> Data supplied:
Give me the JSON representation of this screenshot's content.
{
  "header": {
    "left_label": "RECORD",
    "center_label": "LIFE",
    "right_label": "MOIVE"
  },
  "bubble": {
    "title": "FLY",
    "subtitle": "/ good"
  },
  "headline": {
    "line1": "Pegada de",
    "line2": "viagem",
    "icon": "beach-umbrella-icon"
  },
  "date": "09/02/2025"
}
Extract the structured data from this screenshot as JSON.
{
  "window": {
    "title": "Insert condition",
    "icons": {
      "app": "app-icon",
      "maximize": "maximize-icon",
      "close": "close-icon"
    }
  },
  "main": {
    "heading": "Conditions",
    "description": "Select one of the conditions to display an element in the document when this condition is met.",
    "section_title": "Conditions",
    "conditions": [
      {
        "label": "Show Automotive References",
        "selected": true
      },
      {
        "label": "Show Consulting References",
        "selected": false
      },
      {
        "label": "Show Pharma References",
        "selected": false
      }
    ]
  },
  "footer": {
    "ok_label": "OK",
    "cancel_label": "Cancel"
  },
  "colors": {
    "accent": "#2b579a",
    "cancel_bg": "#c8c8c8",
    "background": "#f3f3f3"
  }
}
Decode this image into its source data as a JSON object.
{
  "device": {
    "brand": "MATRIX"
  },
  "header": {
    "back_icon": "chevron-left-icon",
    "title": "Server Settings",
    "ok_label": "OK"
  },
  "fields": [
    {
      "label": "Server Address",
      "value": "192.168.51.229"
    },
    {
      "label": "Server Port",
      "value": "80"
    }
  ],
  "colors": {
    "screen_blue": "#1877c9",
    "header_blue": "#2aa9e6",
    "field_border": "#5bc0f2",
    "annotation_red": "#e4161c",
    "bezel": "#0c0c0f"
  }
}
--
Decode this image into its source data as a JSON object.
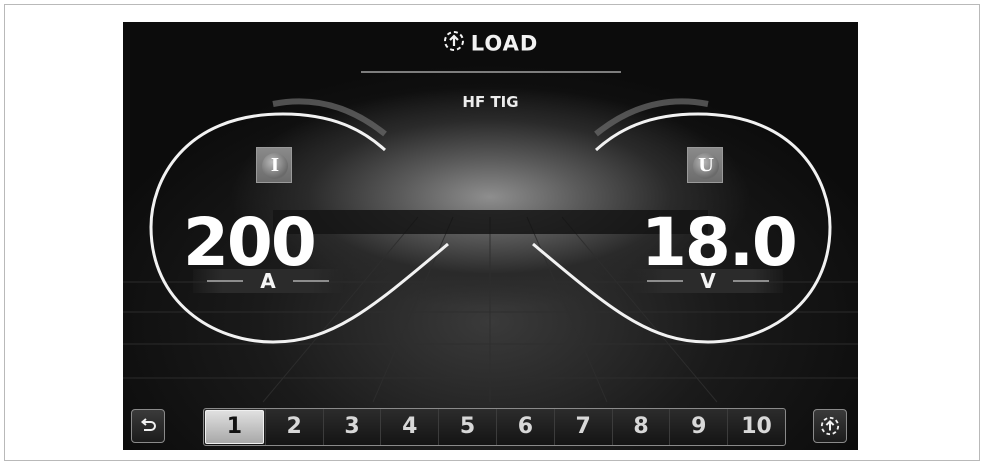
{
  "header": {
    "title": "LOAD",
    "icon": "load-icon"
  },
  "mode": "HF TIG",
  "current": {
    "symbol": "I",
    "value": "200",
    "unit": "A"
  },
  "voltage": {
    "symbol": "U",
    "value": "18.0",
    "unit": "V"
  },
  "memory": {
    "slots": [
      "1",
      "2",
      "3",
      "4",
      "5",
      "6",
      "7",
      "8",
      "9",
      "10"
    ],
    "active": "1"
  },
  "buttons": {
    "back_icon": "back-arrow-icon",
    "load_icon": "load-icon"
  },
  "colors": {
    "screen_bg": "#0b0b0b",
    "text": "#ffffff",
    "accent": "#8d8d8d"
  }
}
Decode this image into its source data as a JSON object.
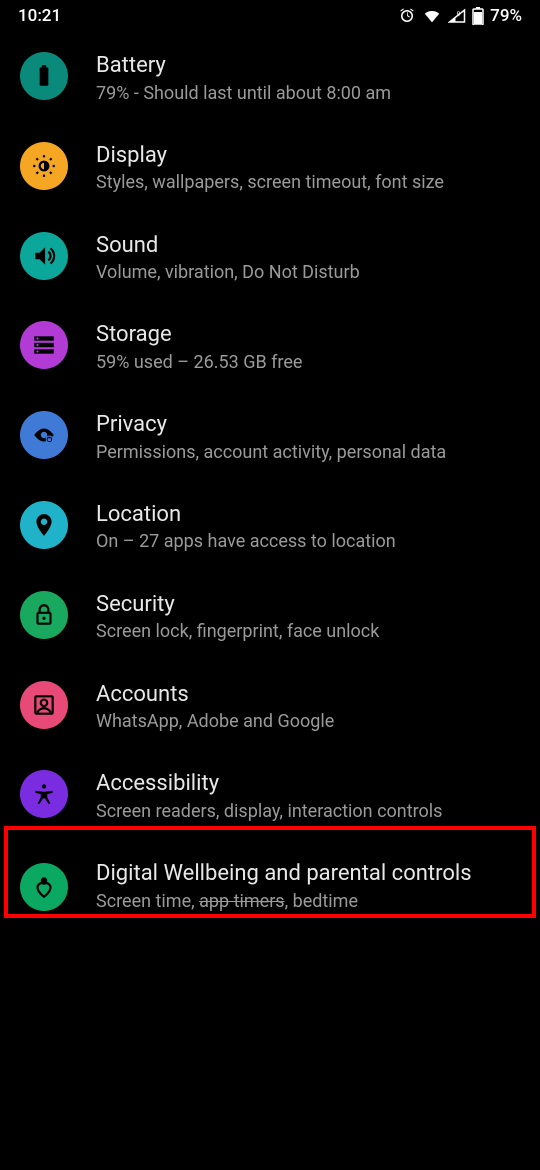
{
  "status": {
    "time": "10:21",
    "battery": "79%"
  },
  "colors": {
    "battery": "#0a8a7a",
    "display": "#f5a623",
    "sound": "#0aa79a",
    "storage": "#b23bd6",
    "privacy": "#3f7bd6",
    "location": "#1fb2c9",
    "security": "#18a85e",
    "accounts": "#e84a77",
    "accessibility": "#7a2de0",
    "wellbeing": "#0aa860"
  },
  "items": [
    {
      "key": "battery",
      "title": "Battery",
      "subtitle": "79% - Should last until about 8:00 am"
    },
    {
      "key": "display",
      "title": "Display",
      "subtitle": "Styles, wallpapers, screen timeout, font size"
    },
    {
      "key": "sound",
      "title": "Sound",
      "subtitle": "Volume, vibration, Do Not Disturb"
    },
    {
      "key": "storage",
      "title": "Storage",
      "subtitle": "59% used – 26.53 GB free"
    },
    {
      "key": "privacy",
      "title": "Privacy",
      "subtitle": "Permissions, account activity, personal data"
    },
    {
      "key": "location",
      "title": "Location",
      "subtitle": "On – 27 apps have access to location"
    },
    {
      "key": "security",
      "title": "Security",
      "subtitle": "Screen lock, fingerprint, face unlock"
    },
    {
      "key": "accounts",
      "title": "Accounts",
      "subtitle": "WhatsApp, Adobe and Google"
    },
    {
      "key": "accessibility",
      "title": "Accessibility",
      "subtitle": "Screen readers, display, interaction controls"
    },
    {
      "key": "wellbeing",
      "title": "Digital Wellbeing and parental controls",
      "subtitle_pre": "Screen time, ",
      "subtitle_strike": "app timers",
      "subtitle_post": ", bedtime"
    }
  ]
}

> Description of the task: Pull out each line holding the string "References".

> Response to the task:
        "label": "Show Automotive References",
        "label": "Show Consulting References",
        "label": "Show Pharma References",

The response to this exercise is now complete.